Ejercicios:
A – Contesta estas preguntas según el relato sobre el fútbol de la infancia:
(i) ¿Cómo se llamaba el cuidador de la cancha?
(ii) ¿A cuántas cuadras de la cancha vivía quien narra?
(iii) ¿Qué días odiaban más para jugar?
B – Retoma el relato sobre el fútbol de la infancia después de su última oración y escribe una continuación breve con la misma voz.

═════ Texto mostrado

CONTRATAPA
› Por Jorge Isaías
Los días frescos pero soleados eran los que preferíamos para jugar al fútbol. Raramente íbamos a la cancha del Club por las mañanas, y hoy no recuerdo el motivo. Excluyendo los días escolares, en las épocas de vacaciones o los sábados podríamos haber ido. Pero no la frecuentábamos.
Ahora es demasiado tarde para todas las preguntas.
De todos modos , por las tardes, luego del almuerzo íbamos religiosamente, salvo que mediara un castigo por alguna travesura. El rebote de la pelota esa tarde sería una tortura imposible de soportar. El ruido de la pelota y los gritos, las voces que reconocíamos. Yo vivía a dos cuadras de la cancha, pero como los fondos de nuestro terreno de 50 metros, daba a escasos cien, el ruido y la ansiedad serían realmente intolerables.
Tal vez no iríamos a la cancha por las mañanas porque el cuidador, a quien llamábamos "el canchero", ya que estaba encargado de cuidar el césped y las instalaciones, tenía un grupo numeroso de ovejas y las largaba en el campo de juego para ahorrarse el trabajo de cuidar el césped y de paso criaba gratuitamente a ese grupo de animalitos asustadizos y sucios. El hombre se llamaba Atilio Valvazón y había tenido un boliche en la primera calle del pueblo con el bonito nombre de "Bar La Primavera", donde iban los cantores, como se les llamaba popularmente a los últimos payadores pampeanos.
Con sólo ir por las mañanas hasta el polígono de tiro que no funcionaba por entonces, abrir las dos hojas de madera de esa puerta inmensa y sacar a los gritos esos pobres animalitos, que salían golpeándose, empujándose con ansiedad, con miedo o con ganas de comer el pasto, nunca lo supe, bastaba para cumplir con su cometido, con su trabajo, en fin, con la tarea que se le había encomendado: que el pasto no creciera demasiado.
Más arriba escribí qué días preferíamos para jugar al fútbol, aclarando que en realidad a la hora de patear una pelota poco nos importaba el día. Pero dado a elegir en la vida nunca sucede una cosa así preferíamos los días fríos y soleados.
Los días ventosos eran los que más odiábamos porque la pelota perdía dirección con facilidad y se ponía muy difícil embocar un gol ("convertir", como dicen con pobreza lingüísticamente franciscana los periodistas deportivos), es decir, introducir el balón en esos tres palos, en esos arcos demasiado grandes para nosotros. Motivo por el cual, si no llegábamos a juntarnos 22 pibes, usábamos la mitad de la cancha, poniendo alguna ropa como arco.
Eran tiempos en que los penales se pateaban afuera, como dice mi amigo el poeta Omar Cao, con su ternura y su cara morena para siempre.
Nosotros no sabíamos que éramos sólo tiempo y si lo hubiésemos sabido lo habríamos canjeado por una pelota de fútbol rebotando blandamente en la gramilla.

══════════
═════ Datos registrados

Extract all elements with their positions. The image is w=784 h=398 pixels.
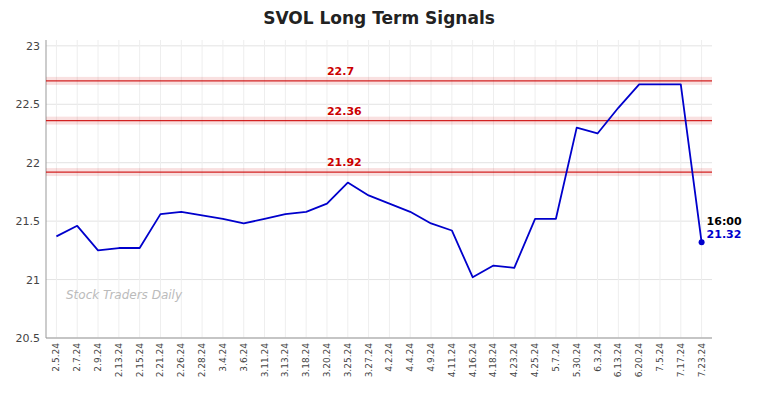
y-grid-line [46, 45, 712, 46]
x-tick-label: 6.13.24 [613, 343, 623, 378]
x-tick-label: 3.4.24 [218, 343, 228, 372]
hline [46, 120, 712, 121]
y-grid-line [46, 221, 712, 222]
title: SVOL Long Term Signals [263, 8, 495, 28]
x-tick-label: 3.11.24 [260, 343, 270, 378]
x-tick-label: 7.23.24 [697, 343, 707, 378]
hline-band [46, 77, 712, 85]
hline-band [46, 117, 712, 125]
x-tick-label: 2.7.24 [72, 343, 82, 372]
x-tick-label: 2.15.24 [135, 343, 145, 378]
watermark: Stock Traders Daily [66, 288, 183, 302]
y-grid-line [46, 338, 712, 339]
x-tick-label: 4.9.24 [426, 343, 436, 372]
x-tick-label: 4.11.24 [447, 343, 457, 378]
x-tick-label: 3.27.24 [364, 343, 374, 378]
chart: SVOL Long Term Signals 20.5 21 21.5 22 22.5 23… [0, 0, 784, 398]
x-tick-label: 5.7.24 [551, 343, 561, 372]
point-label: 21.32 [707, 228, 742, 241]
x-tick-label: 2.26.24 [176, 343, 186, 378]
y-grid-line [46, 162, 712, 163]
x-tick-label: 4.2.24 [384, 343, 394, 372]
x-tick-label: 3.20.24 [322, 343, 332, 378]
x-tick-label: 3.13.24 [280, 343, 290, 378]
x-tick-label: 2.21.24 [155, 343, 165, 378]
x-tick-label: 2.9.24 [93, 343, 103, 372]
x-tick-label: 3.25.24 [343, 343, 353, 378]
y-grid-line [46, 104, 712, 105]
y-tick-label: 21 [26, 274, 40, 287]
x-tick-label: 7.5.24 [655, 343, 665, 372]
y-tick-label: 21.5 [16, 215, 41, 228]
hline-label: 22.7 [327, 65, 354, 78]
hline-band [46, 168, 712, 176]
hline-label: 22.36 [327, 105, 362, 118]
x-tick-label: 2.13.24 [114, 343, 124, 378]
x-tick-label: 6.3.24 [593, 343, 603, 372]
y-tick-label: 22.5 [16, 98, 41, 111]
x-tick-label: 3.6.24 [239, 343, 249, 372]
x-tick-label: 4.25.24 [530, 343, 540, 378]
x-tick-label: 4.16.24 [468, 343, 478, 378]
x-tick-label: 4.18.24 [488, 343, 498, 378]
y-tick-label: 22 [26, 157, 40, 170]
hline [46, 80, 712, 81]
x-tick-label: 3.18.24 [301, 343, 311, 378]
hline-label: 21.92 [327, 156, 362, 169]
plot-area [46, 77, 712, 277]
x-tick-label: 4.23.24 [509, 343, 519, 378]
y-tick-label: 20.5 [16, 332, 41, 345]
x-tick-label: 2.5.24 [51, 343, 61, 372]
x-tick-label: 7.17.24 [676, 343, 686, 378]
price-line [56, 84, 701, 277]
x-tick-label: 2.28.24 [197, 343, 207, 378]
y-tick-label: 23 [26, 40, 40, 53]
hline [46, 171, 712, 172]
x-axis-line [46, 338, 712, 339]
y-grid-line [46, 279, 712, 280]
x-tick-label: 5.30.24 [572, 343, 582, 378]
x-tick-label: 6.20.24 [634, 343, 644, 378]
point-label: 16:00 [707, 215, 742, 228]
x-tick-label: 4.4.24 [405, 343, 415, 372]
endpoint-dot [699, 239, 705, 245]
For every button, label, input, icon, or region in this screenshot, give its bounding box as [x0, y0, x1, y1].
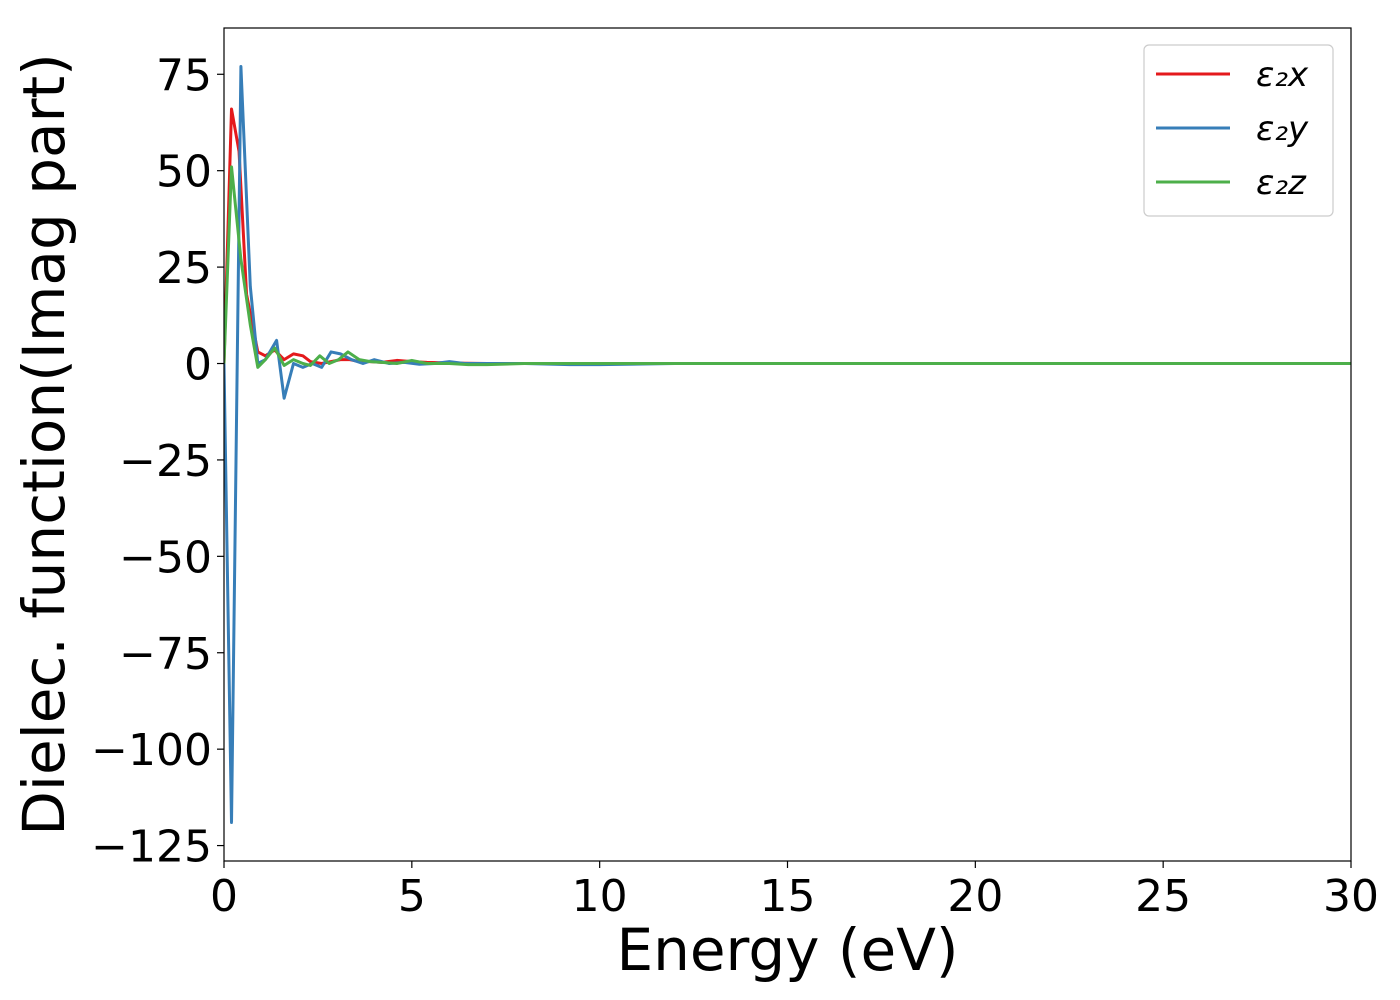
y-tick-label: −125 — [91, 822, 212, 873]
y-tick-label: −25 — [119, 436, 212, 487]
x-tick-label: 25 — [1135, 871, 1191, 922]
x-tick-label: 15 — [760, 871, 816, 922]
y-tick-label: −100 — [91, 725, 212, 776]
y-tick-label: 75 — [156, 50, 212, 101]
legend-label-1: ε₂x — [1256, 55, 1309, 95]
x-tick-label: 30 — [1323, 871, 1379, 922]
legend-label-2: ε₂y — [1256, 109, 1309, 149]
x-tick-label: 20 — [947, 871, 1003, 922]
legend: ε₂x ε₂y ε₂z — [1143, 44, 1334, 217]
y-tick-label: 0 — [184, 340, 212, 391]
x-tick-label: 10 — [572, 871, 628, 922]
legend-label-3: ε₂z — [1256, 163, 1307, 203]
series-layer — [224, 65, 1351, 824]
y-tick-label: 25 — [156, 243, 212, 294]
x-tick-label: 5 — [398, 871, 426, 922]
y-tick-label: −50 — [119, 532, 212, 583]
x-tick-label: 0 — [210, 871, 238, 922]
x-axis: 0 5 10 15 20 25 30 — [210, 861, 1379, 922]
x-axis-label: Energy (eV) — [616, 916, 958, 984]
y-axis: 75 50 25 0 −25 −50 −75 −100 −125 — [91, 50, 224, 873]
series-line-3 — [224, 165, 1351, 369]
y-axis-label: Dielec. function(Imag part) — [10, 53, 78, 836]
y-tick-label: 50 — [156, 147, 212, 198]
legend-box — [1143, 44, 1334, 217]
y-tick-label: −75 — [119, 629, 212, 680]
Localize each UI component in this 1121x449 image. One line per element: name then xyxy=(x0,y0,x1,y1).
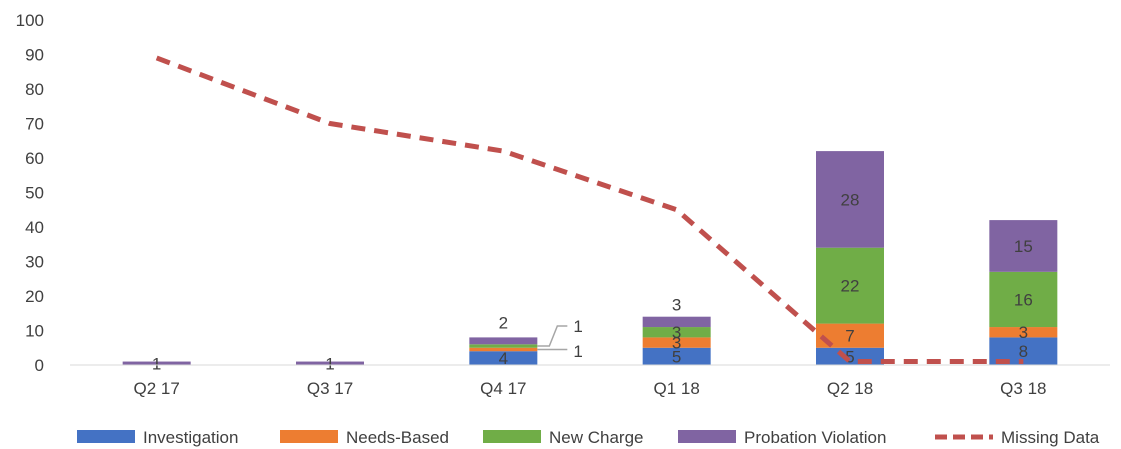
data-label-investigation-q3-18: 8 xyxy=(1019,342,1028,361)
y-tick-label: 50 xyxy=(25,184,44,203)
legend-label-missing-data: Missing Data xyxy=(1001,428,1100,447)
x-tick-label: Q2 17 xyxy=(134,379,180,398)
bar-needs-based-q3-18 xyxy=(989,327,1058,338)
line-layer xyxy=(155,55,1024,365)
data-label-new-charge-q4-17: 1 xyxy=(573,317,582,336)
legend-swatch-needs-based xyxy=(280,430,338,443)
x-tick-label: Q3 18 xyxy=(1000,379,1046,398)
data-label-probation-violation-q2-18: 28 xyxy=(841,190,860,209)
y-tick-label: 30 xyxy=(25,253,44,272)
x-tick-label: Q2 18 xyxy=(827,379,873,398)
bar-new-charge-q3-18 xyxy=(989,271,1058,328)
data-label-probation-violation-q1-18: 3 xyxy=(672,296,681,315)
legend-swatch-investigation xyxy=(77,430,135,443)
bar-probation-violation-q2-18 xyxy=(816,151,884,248)
data-label-leader-line xyxy=(537,325,568,347)
y-tick-label: 80 xyxy=(25,80,44,99)
legend-label-new-charge: New Charge xyxy=(549,428,644,447)
data-label-needs-based-q3-18: 3 xyxy=(1019,323,1028,342)
data-label-needs-based-q1-18: 3 xyxy=(672,334,681,353)
data-label-new-charge-q3-18: 16 xyxy=(1014,290,1033,309)
bar-probation-violation-q3-17 xyxy=(296,361,364,365)
y-tick-label: 0 xyxy=(35,356,44,375)
bar-needs-based-q4-17 xyxy=(469,347,538,352)
y-tick-label: 70 xyxy=(25,115,44,134)
data-label-probation-violation-q3-18: 15 xyxy=(1014,237,1033,256)
legend: Investigation Needs-Based New Charge Probat… xyxy=(77,428,1100,447)
data-label-needs-based-q2-18: 7 xyxy=(845,327,854,346)
legend-label-probation-violation: Probation Violation xyxy=(744,428,886,447)
bar-probation-violation-q2-17 xyxy=(122,361,191,365)
y-tick-label: 40 xyxy=(25,218,44,237)
data-label-probation-violation-q4-17: 2 xyxy=(499,313,508,332)
data-label-new-charge-q1-18: 3 xyxy=(672,323,681,342)
data-label-investigation-q4-17: 4 xyxy=(499,349,508,368)
x-tick-label: Q3 17 xyxy=(307,379,353,398)
line-missing-data xyxy=(155,55,1024,365)
bar-new-charge-q4-17 xyxy=(469,344,538,348)
bars-layer xyxy=(122,151,1058,365)
bar-investigation-q1-18 xyxy=(642,347,711,365)
y-tick-label: 60 xyxy=(25,149,44,168)
legend-swatch-probation-violation xyxy=(678,430,736,443)
data-label-new-charge-q2-18: 22 xyxy=(841,277,860,296)
data-label-investigation-q1-18: 5 xyxy=(672,347,681,366)
data-label-needs-based-q4-17: 1 xyxy=(573,342,582,361)
x-tick-label: Q4 17 xyxy=(480,379,526,398)
legend-label-investigation: Investigation xyxy=(143,428,238,447)
y-tick-label: 10 xyxy=(25,322,44,341)
data-label-probation-violation-q2-17: 1 xyxy=(152,354,161,373)
x-tick-label: Q1 18 xyxy=(654,379,700,398)
legend-label-needs-based: Needs-Based xyxy=(346,428,449,447)
bar-new-charge-q2-18 xyxy=(816,247,884,324)
bar-investigation-q4-17 xyxy=(469,351,538,365)
y-axis: 0 10 20 30 40 50 60 70 80 90 100 xyxy=(16,11,44,375)
data-label-investigation-q2-18: 5 xyxy=(845,347,854,366)
bar-probation-violation-q3-18 xyxy=(989,220,1058,272)
x-axis: Q2 17 Q3 17 Q4 17 Q1 18 Q2 18 Q3 18 xyxy=(134,379,1047,398)
bar-new-charge-q1-18 xyxy=(642,327,711,338)
y-tick-label: 90 xyxy=(25,46,44,65)
bar-needs-based-q1-18 xyxy=(642,337,711,348)
bar-probation-violation-q1-18 xyxy=(642,316,711,328)
y-tick-label: 100 xyxy=(16,11,44,30)
bar-probation-violation-q4-17 xyxy=(469,337,538,345)
legend-swatch-new-charge xyxy=(483,430,541,443)
data-label-probation-violation-q3-17: 1 xyxy=(325,354,334,373)
y-tick-label: 20 xyxy=(25,287,44,306)
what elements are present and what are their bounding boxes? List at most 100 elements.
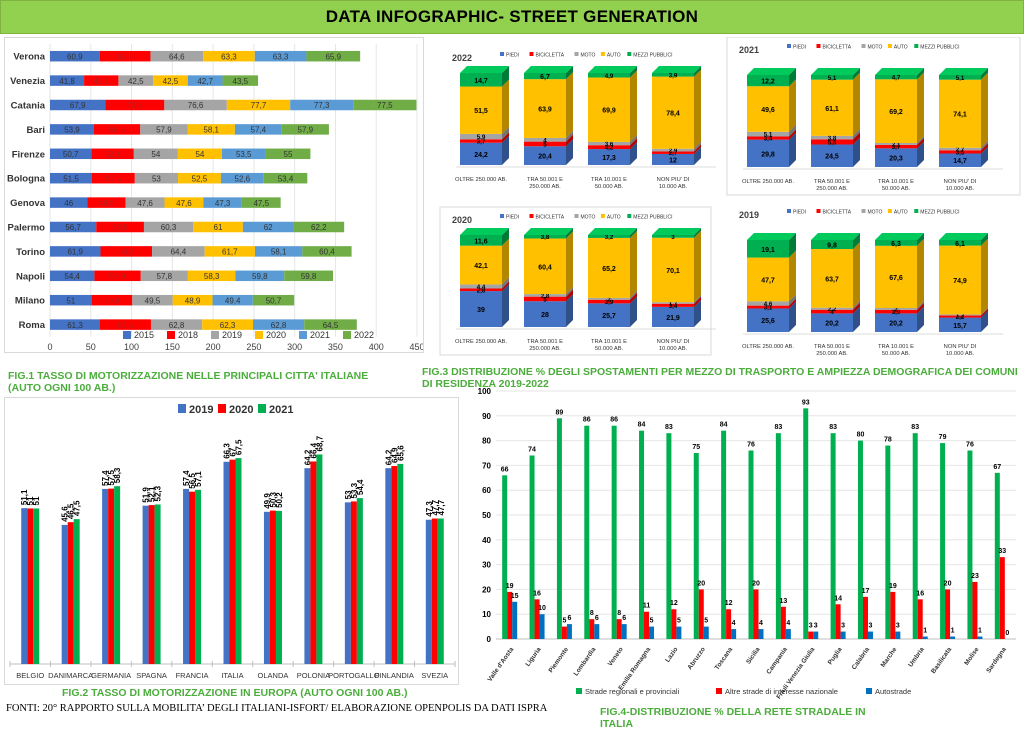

══════════

Respuestas en orden:
A –
(i) Atilio Valvazón.
(ii) A dos cuadras.
(iii) Los días ventosos.

B –
Pactado el desafío contra otro barrio o elegido lo más democráticamente posible los compañeros de picado, el tiempo quedaba suspendido para siempre, como las sombras del atardecer que no nos permitían ver la pelota o el silbido admonitor de nuestro padre nos sacaban de allí. Habíamos jugado cinco, seis o siete horas sin parar. Hoy casi descreo de tanta energía y de tanto entusiasmo.
Pero no era todo caos en estos partidos informales, donde pretendíamos copiar las jugadas que les imaginábamos a nuestros ídolos, en tiempos en que la televisión no existía.
La elección de los "equipos" para un picado tenía sus reglas. En general los más habilidosos tenían ese derecho. Tiraban suerte con una moneda para elegir el primero y luego lo hacían por turno. Los menos hábiles quedaban para el final y si el azar había inclinado la balanza hacia un grupo donde había varios que jugaban bien, se llegaba a la justa distribución donde dos o tres "maletas" que sobraban iban hacia el equipo más débil. Visto hoy, por más justicia que buscáramos quedaba en evidencia que se sancionaba al "patadura", pero la vida es así. Y nosotros, intuitivamente lo sabíamos.
Relato esta costumbre porque ignoro cómo hacen hoy para jugar los chicos que no van a un club, donde seguramente todo está en manos de los profesores de gimnasia, digo, pienso, ¿cómo harán hoy para elegir en los picados?. Agrego: ¿queda en algún lugar, en algún rincón, un sitio para jugarse un "picadito"?.
El fútbol en aquel tiempo era lo más bello y luminoso de nuestras vidas. No sólo lo practicábamos en la cortada de gramilla que moría en mi casa sino en la cancha del Club y hasta en la escuela, en los recreos, grado contra grado.
También lo hacíamos en ese lugar que hoy es el "centro" del pueblo, donde había un terreno entejidado que llamábamos "la canchita" donde recibíamos a los equipos de otros barrios porque sentamos nuestros reales allí, como barra orgullosa de El Jazmín, nuestra barriada populosa.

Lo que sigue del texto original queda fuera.